What to work on —
Find each line with the string "зображень" and copy it.

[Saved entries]
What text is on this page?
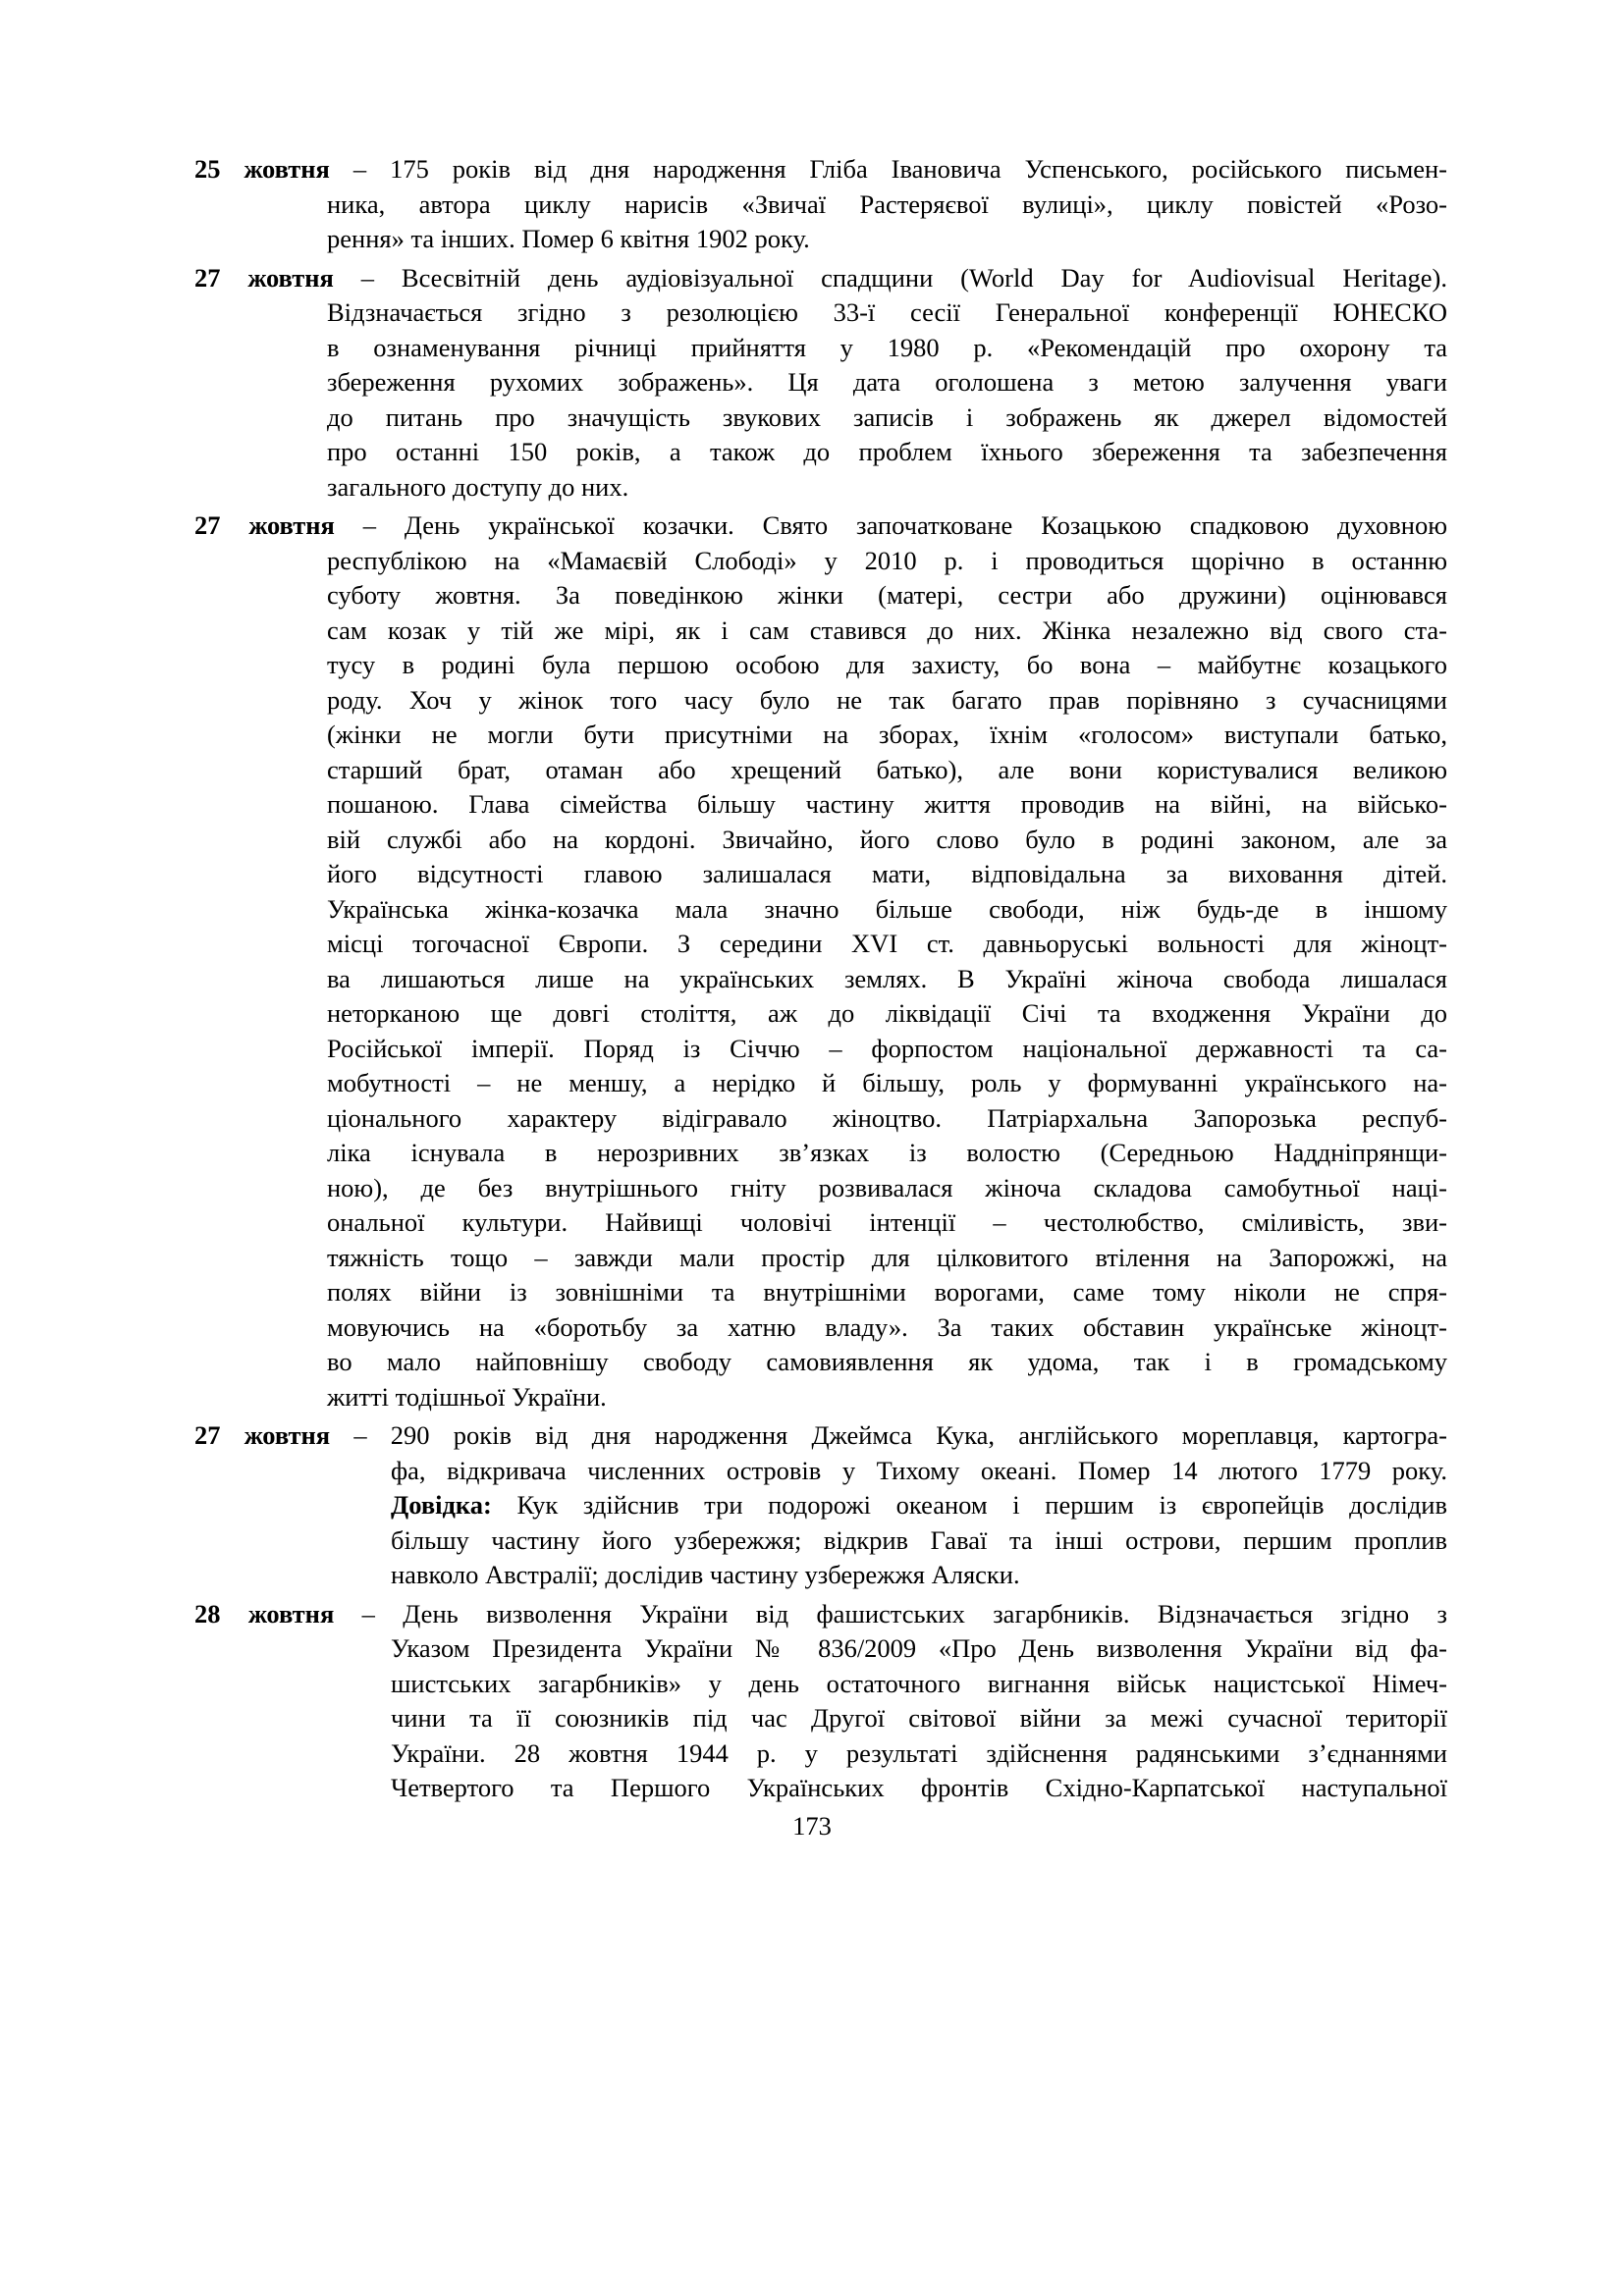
25 жовтня – 175 років від дня народження Гліба Івановича Успенського, російського письмен-
ника, автора циклу нарисів «Звичаї Растеряєвої вулиці», циклу повістей «Розо-
рення» та інших. Помер 6 квітня 1902 року.
27 жовтня – Всесвітній день аудіовізуальної спадщини (World Day for Audiovisual Heritage).
Відзначається згідно з резолюцією 33-ї сесії Генеральної конференції ЮНЕСКО
в ознаменування річниці прийняття у 1980 р. «Рекомендацій про охорону та
збереження рухомих зображень». Ця дата оголошена з метою залучення уваги
до питань про значущість звукових записів і зображень як джерел відомостей
про останні 150 років, а також до проблем їхнього збереження та забезпечення
загального доступу до них.
27 жовтня – День української козачки. Свято започатковане Козацькою спадковою духовною
республікою на «Мамаєвій Слободі» у 2010 р. і проводиться щорічно в останню
суботу жовтня. За поведінкою жінки (матері, сестри або дружини) оцінювався
сам козак у тій же мірі, як і сам ставився до них. Жінка незалежно від свого ста-
тусу в родині була першою особою для захисту, бо вона – майбутнє козацького
роду. Хоч у жінок того часу було не так багато прав порівняно з сучасницями
(жінки не могли бути присутніми на зборах, їхнім «голосом» виступали батько,
старший брат, отаман або хрещений батько), але вони користувалися великою
пошаною. Глава сімейства більшу частину життя проводив на війні, на військо-
вій службі або на кордоні. Звичайно, його слово було в родині законом, але за
його відсутності главою залишалася мати, відповідальна за виховання дітей.
Українська жінка-козачка мала значно більше свободи, ніж будь-де в іншому
місці тогочасної Європи. З середини XVI ст. давньоруські вольності для жіноцт-
ва лишаються лише на українських землях. В Україні жіноча свобода лишалася
неторканою ще довгі століття, аж до ліквідації Січі та входження України до
Російської імперії. Поряд із Січчю – форпостом національної державності та са-
мобутності – не меншу, а нерідко й більшу, роль у формуванні українського на-
ціонального характеру відігравало жіноцтво. Патріархальна Запорозька респуб-
ліка існувала в нерозривних зв’язках із волостю (Середньою Наддніпрянщи-
ною), де без внутрішнього гніту розвивалася жіноча складова самобутньої наці-
ональної культури. Найвищі чоловічі інтенції – честолюбство, сміливість, зви-
тяжність тощо – завжди мали простір для цілковитого втілення на Запорожжі, на
полях війни із зовнішніми та внутрішніми ворогами, саме тому ніколи не спря-
мовуючись на «боротьбу за хатню владу». За таких обставин українське жіноцт-
во мало найповнішу свободу самовиявлення як удома, так і в громадському
житті тодішньої України.
27 жовтня – 290 років від дня народження Джеймса Кука, англійського мореплавця, картогра-
фа, відкривача численних островів у Тихому океані. Помер 14 лютого 1779 року.
Довідка: Кук здійснив три подорожі океаном і першим із європейців дослідив
більшу частину його узбережжя; відкрив Гаваї та інші острови, першим проплив
навколо Австралії; дослідив частину узбережжя Аляски.
28 жовтня – День визволення України від фашистських загарбників. Відзначається згідно з
Указом Президента України № 836/2009 «Про День визволення України від фа-
шистських загарбників» у день остаточного вигнання військ нацистської Німеч-
чини та її союзників під час Другої світової війни за межі сучасної території
України. 28 жовтня 1944 р. у результаті здійснення радянськими з’єднаннями
Четвертого та Першого Українських фронтів Східно-Карпатської наступальної
173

Result of the exercise —
збереження рухомих зображень». Ця дата оголошена з метою залучення уваги
до питань про значущість звукових записів і зображень як джерел відомостей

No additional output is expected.